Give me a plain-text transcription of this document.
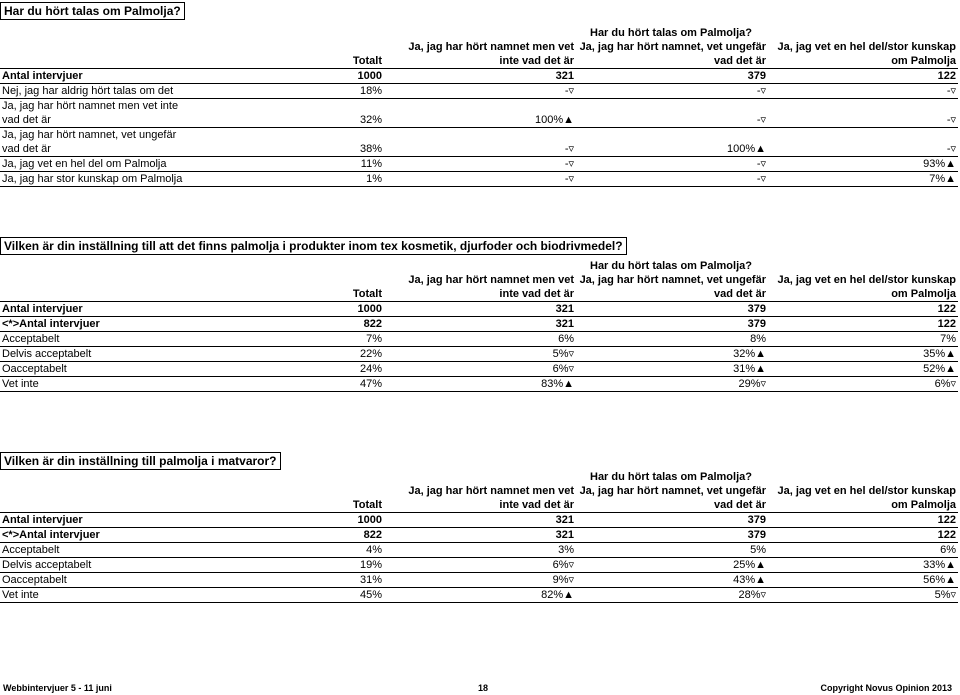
Har du hört talas om Palmolja?
		Har du hört talas om Palmolja?		
	Totalt	Ja, jag har hört namnet men vet inte vad det är	Ja, jag har hört namnet, vet ungefär vad det är	Ja, jag vet en hel del/stor kunskap om Palmolja
Antal intervjuer	1000	321	379	122
Nej, jag har aldrig hört talas om det	18%	-▿	-▿	-▿
Ja, jag har hört namnet men vet inte vad det är	32%	100%▲	-▿	-▿
Ja, jag har hört namnet, vet ungefär vad det är	38%	-▿	100%▲	-▿
Ja, jag vet en hel del om Palmolja	11%	-▿	-▿	93%▲
Ja, jag har stor kunskap om Palmolja	1%	-▿	-▿	7%▲
Vilken är din inställning till att det finns palmolja i produkter inom tex kosmetik, djurfoder och biodrivmedel?
		Har du hört talas om Palmolja?		
	Totalt	Ja, jag har hört namnet men vet inte vad det är	Ja, jag har hört namnet, vet ungefär vad det är	Ja, jag vet en hel del/stor kunskap om Palmolja
Antal intervjuer	1000	321	379	122
<*>Antal intervjuer	822	321	379	122
Acceptabelt	7%	6%	8%	7%
Delvis acceptabelt	22%	5%▿	32%▲	35%▲
Oacceptabelt	24%	6%▿	31%▲	52%▲
Vet inte	47%	83%▲	29%▿	6%▿
Vilken är din inställning till palmolja i matvaror?
		Har du hört talas om Palmolja?		
	Totalt	Ja, jag har hört namnet men vet inte vad det är	Ja, jag har hört namnet, vet ungefär vad det är	Ja, jag vet en hel del/stor kunskap om Palmolja
Antal intervjuer	1000	321	379	122
<*>Antal intervjuer	822	321	379	122
Acceptabelt	4%	3%	5%	6%
Delvis acceptabelt	19%	6%▿	25%▲	33%▲
Oacceptabelt	31%	9%▿	43%▲	56%▲
Vet inte	45%	82%▲	28%▿	5%▿
Webbintervjuer 5 - 11 juni	18	Copyright Novus Opinion 2013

◆ What is expected
Write out the whole listing again, exactly, with no pictures.

◆ Solved problem
Give me a plain-text transcription of this document.
Har du hört talas om Palmolja?
		Har du hört talas om Palmolja?		
	Totalt	Ja, jag har hört namnet men vet inte vad det är	Ja, jag har hört namnet, vet ungefär vad det är	Ja, jag vet en hel del/stor kunskap om Palmolja
Antal intervjuer	1000	321	379	122
Nej, jag har aldrig hört talas om det	18%	-▿	-▿	-▿
Ja, jag har hört namnet men vet inte vad det är	32%	100%▲	-▿	-▿
Ja, jag har hört namnet, vet ungefär vad det är	38%	-▿	100%▲	-▿
Ja, jag vet en hel del om Palmolja	11%	-▿	-▿	93%▲
Ja, jag har stor kunskap om Palmolja	1%	-▿	-▿	7%▲
Vilken är din inställning till att det finns palmolja i produkter inom tex kosmetik, djurfoder och biodrivmedel?
		Har du hört talas om Palmolja?		
	Totalt	Ja, jag har hört namnet men vet inte vad det är	Ja, jag har hört namnet, vet ungefär vad det är	Ja, jag vet en hel del/stor kunskap om Palmolja
Antal intervjuer	1000	321	379	122
<*>Antal intervjuer	822	321	379	122
Acceptabelt	7%	6%	8%	7%
Delvis acceptabelt	22%	5%▿	32%▲	35%▲
Oacceptabelt	24%	6%▿	31%▲	52%▲
Vet inte	47%	83%▲	29%▿	6%▿
Vilken är din inställning till palmolja i matvaror?
		Har du hört talas om Palmolja?		
	Totalt	Ja, jag har hört namnet men vet inte vad det är	Ja, jag har hört namnet, vet ungefär vad det är	Ja, jag vet en hel del/stor kunskap om Palmolja
Antal intervjuer	1000	321	379	122
<*>Antal intervjuer	822	321	379	122
Acceptabelt	4%	3%	5%	6%
Delvis acceptabelt	19%	6%▿	25%▲	33%▲
Oacceptabelt	31%	9%▿	43%▲	56%▲
Vet inte	45%	82%▲	28%▿	5%▿
Webbintervjuer 5 - 11 juni	18	Copyright Novus Opinion 2013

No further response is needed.